__What to work on__.
Find the lines containing the word "video" and copy every one of them.

__Listed entries__.
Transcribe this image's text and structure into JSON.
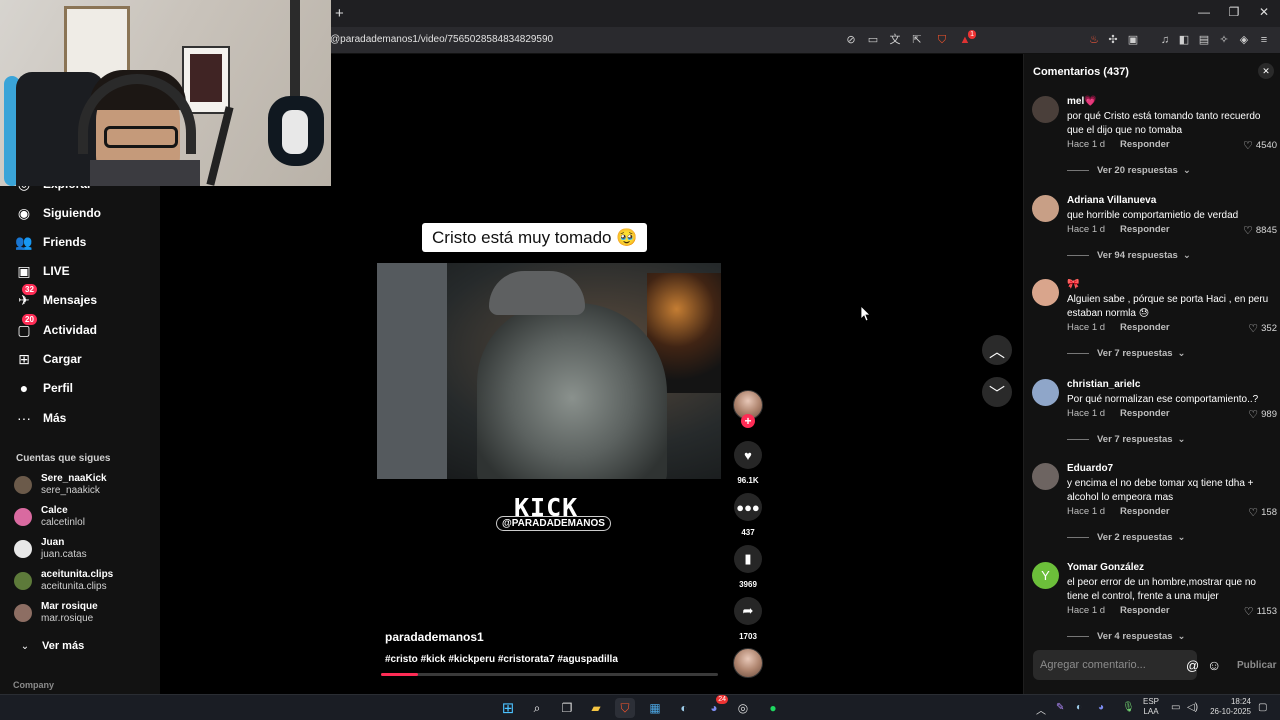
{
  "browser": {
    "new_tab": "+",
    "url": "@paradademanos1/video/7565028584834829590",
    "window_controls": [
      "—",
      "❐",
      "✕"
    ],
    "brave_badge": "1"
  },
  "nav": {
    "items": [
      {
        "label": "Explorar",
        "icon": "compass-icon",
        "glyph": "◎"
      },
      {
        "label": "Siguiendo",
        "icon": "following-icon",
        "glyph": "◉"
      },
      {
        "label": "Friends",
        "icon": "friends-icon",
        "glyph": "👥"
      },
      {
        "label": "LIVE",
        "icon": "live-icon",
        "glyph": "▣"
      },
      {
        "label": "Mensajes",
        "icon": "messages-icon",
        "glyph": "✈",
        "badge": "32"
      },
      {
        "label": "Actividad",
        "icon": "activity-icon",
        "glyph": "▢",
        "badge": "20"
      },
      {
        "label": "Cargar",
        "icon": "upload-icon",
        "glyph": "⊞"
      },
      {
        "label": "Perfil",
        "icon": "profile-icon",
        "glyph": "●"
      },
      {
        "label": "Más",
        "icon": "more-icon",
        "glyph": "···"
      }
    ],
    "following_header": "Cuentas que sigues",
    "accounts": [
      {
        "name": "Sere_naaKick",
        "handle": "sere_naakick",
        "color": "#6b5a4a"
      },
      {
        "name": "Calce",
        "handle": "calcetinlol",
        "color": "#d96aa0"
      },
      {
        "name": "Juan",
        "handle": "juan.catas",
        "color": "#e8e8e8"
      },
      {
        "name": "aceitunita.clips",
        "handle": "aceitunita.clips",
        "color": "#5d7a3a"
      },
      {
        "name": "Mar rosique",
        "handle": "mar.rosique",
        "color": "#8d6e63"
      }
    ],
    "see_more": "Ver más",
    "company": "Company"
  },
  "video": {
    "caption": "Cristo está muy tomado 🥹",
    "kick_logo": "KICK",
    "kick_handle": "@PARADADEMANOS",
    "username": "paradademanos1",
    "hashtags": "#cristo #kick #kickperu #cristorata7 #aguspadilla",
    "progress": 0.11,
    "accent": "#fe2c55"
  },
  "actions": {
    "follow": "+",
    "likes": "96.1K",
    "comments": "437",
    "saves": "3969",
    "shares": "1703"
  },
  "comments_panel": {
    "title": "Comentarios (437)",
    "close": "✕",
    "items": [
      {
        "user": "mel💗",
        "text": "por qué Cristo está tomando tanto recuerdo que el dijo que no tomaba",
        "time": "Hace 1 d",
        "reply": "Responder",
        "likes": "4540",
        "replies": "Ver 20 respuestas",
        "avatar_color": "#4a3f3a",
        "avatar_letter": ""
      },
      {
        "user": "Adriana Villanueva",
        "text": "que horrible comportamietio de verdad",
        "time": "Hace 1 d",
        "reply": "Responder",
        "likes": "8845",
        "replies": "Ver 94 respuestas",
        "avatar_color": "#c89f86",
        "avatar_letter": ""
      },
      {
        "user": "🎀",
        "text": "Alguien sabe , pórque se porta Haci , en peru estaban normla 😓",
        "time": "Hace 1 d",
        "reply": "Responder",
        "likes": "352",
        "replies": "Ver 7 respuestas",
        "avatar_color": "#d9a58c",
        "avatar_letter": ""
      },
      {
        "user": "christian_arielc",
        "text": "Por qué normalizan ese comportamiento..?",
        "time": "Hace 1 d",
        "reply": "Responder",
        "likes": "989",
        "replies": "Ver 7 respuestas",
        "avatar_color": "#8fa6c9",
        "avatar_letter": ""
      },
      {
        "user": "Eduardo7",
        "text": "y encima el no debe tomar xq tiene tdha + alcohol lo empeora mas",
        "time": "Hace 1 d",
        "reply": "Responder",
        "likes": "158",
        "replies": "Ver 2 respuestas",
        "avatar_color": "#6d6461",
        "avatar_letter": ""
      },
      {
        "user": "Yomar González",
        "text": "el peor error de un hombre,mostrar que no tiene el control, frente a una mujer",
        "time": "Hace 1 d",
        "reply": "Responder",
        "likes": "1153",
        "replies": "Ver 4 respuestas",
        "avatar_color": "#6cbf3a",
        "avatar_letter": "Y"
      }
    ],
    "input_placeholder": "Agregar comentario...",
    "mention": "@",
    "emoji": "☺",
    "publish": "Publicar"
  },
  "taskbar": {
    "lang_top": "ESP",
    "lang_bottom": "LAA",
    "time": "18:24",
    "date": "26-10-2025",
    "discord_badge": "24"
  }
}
...
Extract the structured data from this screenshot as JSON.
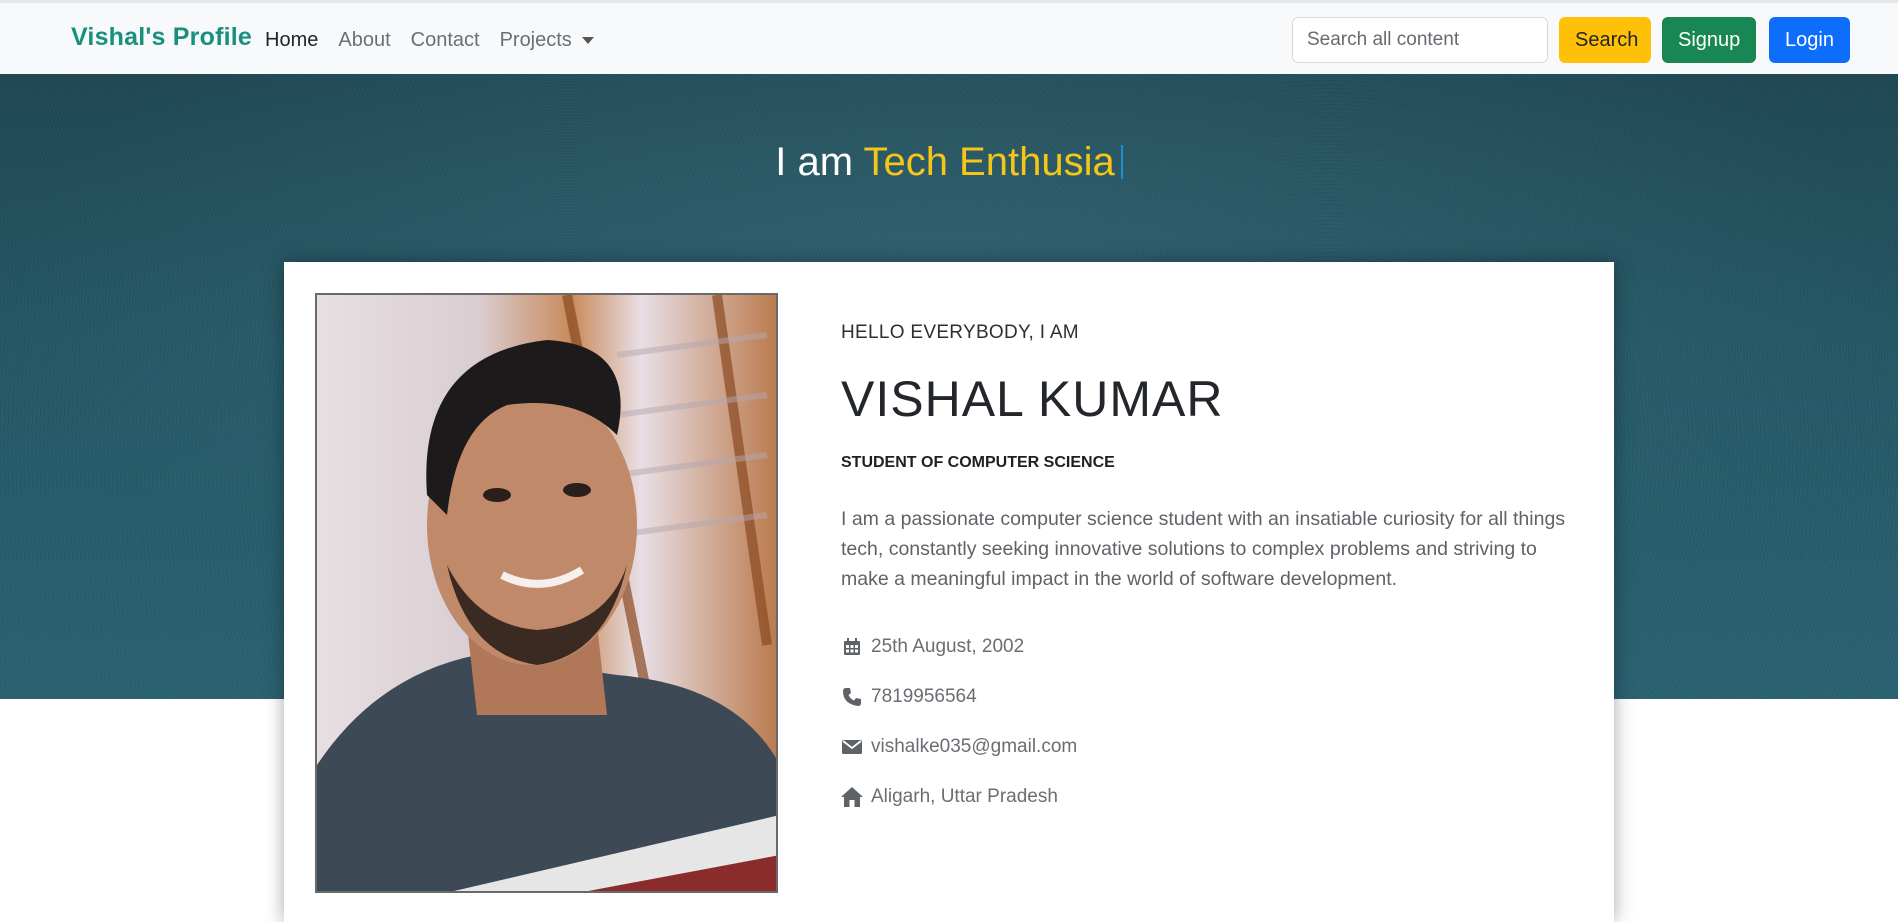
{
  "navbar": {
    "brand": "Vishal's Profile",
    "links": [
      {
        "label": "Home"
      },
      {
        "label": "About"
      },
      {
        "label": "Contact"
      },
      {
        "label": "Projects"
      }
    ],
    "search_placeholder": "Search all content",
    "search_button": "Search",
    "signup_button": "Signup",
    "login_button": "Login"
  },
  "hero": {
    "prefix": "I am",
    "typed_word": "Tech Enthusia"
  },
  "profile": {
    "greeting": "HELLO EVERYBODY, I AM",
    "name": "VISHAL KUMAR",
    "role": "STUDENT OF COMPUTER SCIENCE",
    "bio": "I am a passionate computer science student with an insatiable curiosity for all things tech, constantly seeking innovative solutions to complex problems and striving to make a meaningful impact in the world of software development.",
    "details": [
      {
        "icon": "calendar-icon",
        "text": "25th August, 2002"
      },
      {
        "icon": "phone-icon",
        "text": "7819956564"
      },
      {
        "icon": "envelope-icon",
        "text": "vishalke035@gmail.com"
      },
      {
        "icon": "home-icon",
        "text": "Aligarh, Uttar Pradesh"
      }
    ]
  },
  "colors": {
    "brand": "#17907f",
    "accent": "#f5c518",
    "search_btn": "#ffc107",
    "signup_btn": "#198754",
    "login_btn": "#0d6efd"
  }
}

__Complete output__.
    "url": "@paradademanos1/video/7565028584834829590",
  "video": {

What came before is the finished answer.